- **TASK GOAL**
Could you copy, word for word, only the lines from the one containing "What does this" through the last line of the records below, both included?

- **EXERCISE INPUT**
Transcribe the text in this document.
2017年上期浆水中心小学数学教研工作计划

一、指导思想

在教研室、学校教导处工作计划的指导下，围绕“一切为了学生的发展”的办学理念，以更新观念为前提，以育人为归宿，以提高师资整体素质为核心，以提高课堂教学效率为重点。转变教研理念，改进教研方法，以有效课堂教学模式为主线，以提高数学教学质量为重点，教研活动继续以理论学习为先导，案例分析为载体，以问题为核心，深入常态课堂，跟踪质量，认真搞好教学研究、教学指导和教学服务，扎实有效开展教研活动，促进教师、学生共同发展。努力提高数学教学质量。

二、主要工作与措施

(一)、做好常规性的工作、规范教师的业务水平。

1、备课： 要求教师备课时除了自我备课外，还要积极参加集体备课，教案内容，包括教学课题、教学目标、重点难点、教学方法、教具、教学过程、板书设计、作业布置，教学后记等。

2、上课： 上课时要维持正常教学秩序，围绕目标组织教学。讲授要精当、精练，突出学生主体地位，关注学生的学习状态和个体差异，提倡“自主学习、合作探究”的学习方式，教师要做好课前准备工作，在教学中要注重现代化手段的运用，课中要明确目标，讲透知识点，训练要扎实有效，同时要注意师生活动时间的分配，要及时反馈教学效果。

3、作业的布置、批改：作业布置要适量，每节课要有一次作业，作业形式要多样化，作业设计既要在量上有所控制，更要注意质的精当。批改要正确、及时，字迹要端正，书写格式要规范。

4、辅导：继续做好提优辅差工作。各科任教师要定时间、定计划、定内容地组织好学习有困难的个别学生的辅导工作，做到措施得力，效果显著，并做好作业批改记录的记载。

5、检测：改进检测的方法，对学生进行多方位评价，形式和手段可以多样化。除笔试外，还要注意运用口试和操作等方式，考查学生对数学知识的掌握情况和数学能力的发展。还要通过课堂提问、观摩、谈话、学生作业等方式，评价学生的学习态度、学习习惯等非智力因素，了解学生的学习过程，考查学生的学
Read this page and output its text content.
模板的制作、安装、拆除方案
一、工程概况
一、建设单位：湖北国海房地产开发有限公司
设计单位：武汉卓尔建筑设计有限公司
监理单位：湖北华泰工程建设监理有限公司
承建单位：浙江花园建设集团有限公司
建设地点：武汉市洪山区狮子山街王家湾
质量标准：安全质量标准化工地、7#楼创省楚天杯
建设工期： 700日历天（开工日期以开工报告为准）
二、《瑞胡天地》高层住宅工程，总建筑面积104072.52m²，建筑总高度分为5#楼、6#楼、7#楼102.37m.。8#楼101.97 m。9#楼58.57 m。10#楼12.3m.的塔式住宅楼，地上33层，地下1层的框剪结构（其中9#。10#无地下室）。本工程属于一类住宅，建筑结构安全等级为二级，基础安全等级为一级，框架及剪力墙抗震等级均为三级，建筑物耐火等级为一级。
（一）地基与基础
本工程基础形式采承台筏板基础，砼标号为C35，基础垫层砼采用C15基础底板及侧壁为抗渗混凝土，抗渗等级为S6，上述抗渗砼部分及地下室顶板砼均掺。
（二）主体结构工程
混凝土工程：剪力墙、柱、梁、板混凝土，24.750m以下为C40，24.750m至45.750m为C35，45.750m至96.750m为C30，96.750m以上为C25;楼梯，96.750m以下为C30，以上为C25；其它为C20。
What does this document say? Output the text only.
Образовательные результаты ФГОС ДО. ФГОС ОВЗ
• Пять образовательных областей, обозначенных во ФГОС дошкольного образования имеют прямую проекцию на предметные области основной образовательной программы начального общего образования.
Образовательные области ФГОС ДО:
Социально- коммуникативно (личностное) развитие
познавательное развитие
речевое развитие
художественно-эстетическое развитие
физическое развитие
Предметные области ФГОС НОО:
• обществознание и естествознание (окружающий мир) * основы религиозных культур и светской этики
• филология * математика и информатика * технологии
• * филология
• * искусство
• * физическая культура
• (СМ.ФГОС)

- **SOLUTION FOR THIS PROBLEM**
What does this document say? Output the text only.
Образовательные результаты ФГОС ДО. ФГОС ОВЗ
• Пять образовательных областей, обозначенных во ФГОС дошкольного образования имеют прямую проекцию на предметные области основной образовательной программы начального общего образования.
Образовательные области ФГОС ДО:
Социально- коммуникативно (личностное) развитие
познавательное развитие
речевое развитие
художественно-эстетическое развитие
физическое развитие
Предметные области ФГОС НОО:
• обществознание и естествознание (окружающий мир) * основы религиозных культур и светской этики
• филология * математика и информатика * технологии
• * филология
• * искусство
• * физическая культура
• (СМ.ФГОС)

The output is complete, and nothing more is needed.